▶ Material provided
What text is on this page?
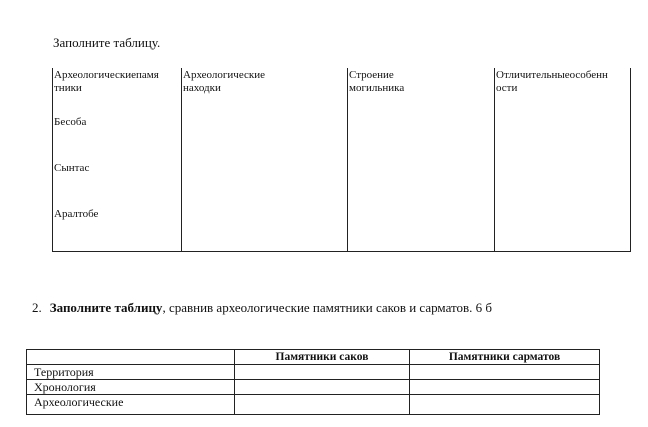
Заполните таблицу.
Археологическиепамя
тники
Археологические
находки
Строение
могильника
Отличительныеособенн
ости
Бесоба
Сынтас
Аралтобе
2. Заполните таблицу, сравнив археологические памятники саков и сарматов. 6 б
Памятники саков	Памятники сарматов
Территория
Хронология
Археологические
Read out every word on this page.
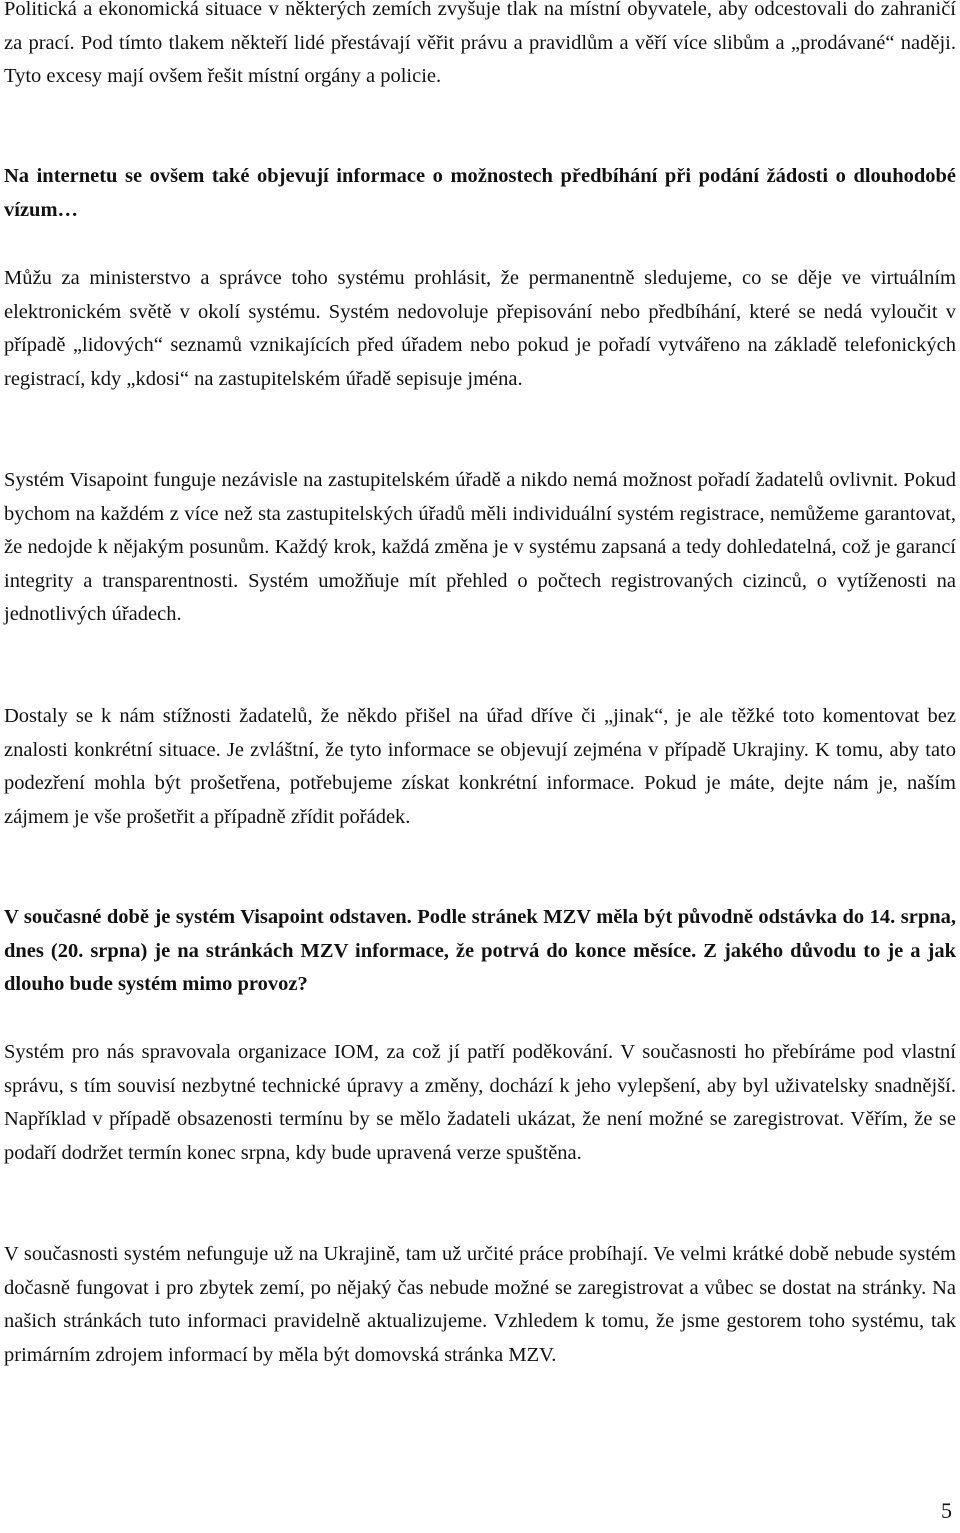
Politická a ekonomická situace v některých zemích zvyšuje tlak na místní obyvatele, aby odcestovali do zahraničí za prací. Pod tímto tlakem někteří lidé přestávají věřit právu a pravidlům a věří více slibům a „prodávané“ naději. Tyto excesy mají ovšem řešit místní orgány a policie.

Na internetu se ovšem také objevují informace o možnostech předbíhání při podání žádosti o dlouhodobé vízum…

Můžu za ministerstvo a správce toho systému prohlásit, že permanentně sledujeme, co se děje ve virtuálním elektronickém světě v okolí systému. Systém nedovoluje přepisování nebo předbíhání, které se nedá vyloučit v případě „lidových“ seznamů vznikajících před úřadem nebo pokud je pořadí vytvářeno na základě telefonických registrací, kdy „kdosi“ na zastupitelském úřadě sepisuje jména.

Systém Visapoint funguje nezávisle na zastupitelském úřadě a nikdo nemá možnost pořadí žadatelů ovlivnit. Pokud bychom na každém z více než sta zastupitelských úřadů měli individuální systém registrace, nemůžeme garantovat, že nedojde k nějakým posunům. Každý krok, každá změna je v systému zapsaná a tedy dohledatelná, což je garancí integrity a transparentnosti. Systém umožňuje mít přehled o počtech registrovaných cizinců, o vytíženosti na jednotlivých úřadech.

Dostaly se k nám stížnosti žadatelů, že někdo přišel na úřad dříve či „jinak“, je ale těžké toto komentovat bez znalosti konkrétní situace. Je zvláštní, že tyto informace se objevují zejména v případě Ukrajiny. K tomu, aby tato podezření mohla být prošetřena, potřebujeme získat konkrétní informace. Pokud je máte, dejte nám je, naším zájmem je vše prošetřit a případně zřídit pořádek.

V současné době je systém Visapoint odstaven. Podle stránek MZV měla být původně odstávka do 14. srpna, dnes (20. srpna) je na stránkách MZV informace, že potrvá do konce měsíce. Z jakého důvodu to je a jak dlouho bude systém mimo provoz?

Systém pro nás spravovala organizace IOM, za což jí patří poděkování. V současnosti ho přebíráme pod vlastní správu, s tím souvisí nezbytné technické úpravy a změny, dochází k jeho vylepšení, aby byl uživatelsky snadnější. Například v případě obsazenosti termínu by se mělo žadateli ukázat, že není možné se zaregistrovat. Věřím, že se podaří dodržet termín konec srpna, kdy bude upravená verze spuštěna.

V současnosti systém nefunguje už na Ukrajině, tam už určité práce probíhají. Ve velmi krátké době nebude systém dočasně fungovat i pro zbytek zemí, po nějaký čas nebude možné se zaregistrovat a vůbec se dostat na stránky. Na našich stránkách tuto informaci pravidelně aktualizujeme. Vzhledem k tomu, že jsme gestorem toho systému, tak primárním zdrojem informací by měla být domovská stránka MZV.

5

...

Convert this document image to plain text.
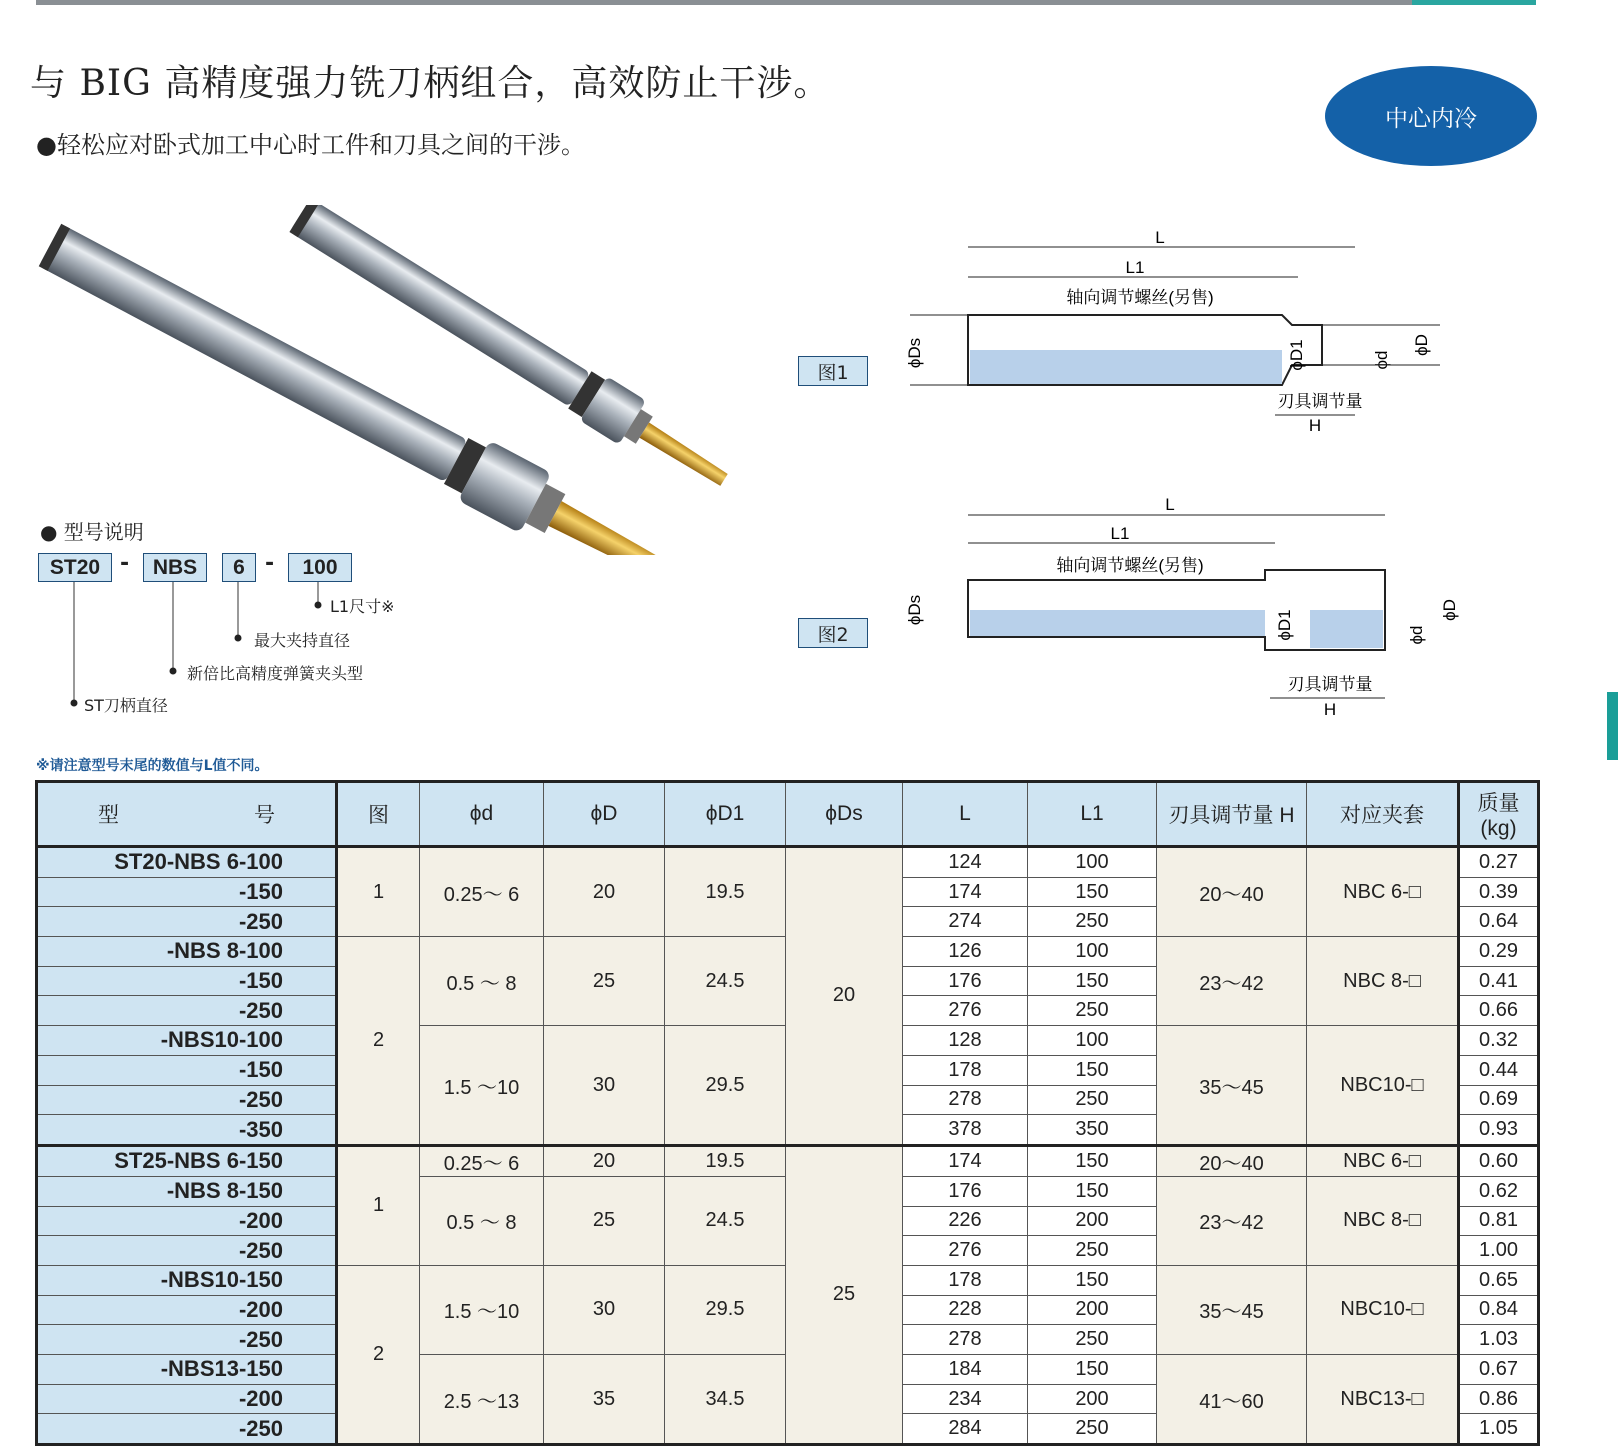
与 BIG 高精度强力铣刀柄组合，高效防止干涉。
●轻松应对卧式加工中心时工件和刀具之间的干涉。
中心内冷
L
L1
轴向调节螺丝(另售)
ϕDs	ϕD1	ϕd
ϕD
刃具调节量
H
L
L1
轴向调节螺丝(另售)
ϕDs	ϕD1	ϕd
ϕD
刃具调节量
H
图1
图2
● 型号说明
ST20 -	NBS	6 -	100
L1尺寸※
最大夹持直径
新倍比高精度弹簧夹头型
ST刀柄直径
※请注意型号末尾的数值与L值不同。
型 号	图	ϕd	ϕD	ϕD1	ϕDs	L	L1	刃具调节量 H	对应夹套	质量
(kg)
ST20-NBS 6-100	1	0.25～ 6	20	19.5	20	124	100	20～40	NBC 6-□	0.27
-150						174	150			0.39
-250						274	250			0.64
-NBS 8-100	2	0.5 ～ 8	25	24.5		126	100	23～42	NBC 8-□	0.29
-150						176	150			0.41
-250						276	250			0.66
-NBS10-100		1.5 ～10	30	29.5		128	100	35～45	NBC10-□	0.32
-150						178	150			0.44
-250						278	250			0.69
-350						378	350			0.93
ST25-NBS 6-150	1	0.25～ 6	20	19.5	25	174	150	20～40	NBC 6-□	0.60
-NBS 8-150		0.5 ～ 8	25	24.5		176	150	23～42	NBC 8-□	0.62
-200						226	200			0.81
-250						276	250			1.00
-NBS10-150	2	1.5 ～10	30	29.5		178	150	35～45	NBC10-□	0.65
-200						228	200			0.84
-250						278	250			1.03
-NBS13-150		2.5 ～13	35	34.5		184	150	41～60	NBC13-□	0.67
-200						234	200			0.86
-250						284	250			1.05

▶ What you will do
Report each line of the material above where the word "situace" appears.

▶ Answer below
Politická a ekonomická situace v některých zemích zvyšuje tlak na místní obyvatele, aby odcestovali do zahraničí za prací. Pod tímto tlakem někteří lidé přestávají věřit právu a pravidlům a věří více slibům a „prodávané“ naději. Tyto excesy mají ovšem řešit místní orgány a policie.
Dostaly se k nám stížnosti žadatelů, že někdo přišel na úřad dříve či „jinak“, je ale těžké toto komentovat bez znalosti konkrétní situace. Je zvláštní, že tyto informace se objevují zejména v případě Ukrajiny. K tomu, aby tato podezření mohla být prošetřena, potřebujeme získat konkrétní informace. Pokud je máte, dejte nám je, naším zájmem je vše prošetřit a případně zřídit pořádek.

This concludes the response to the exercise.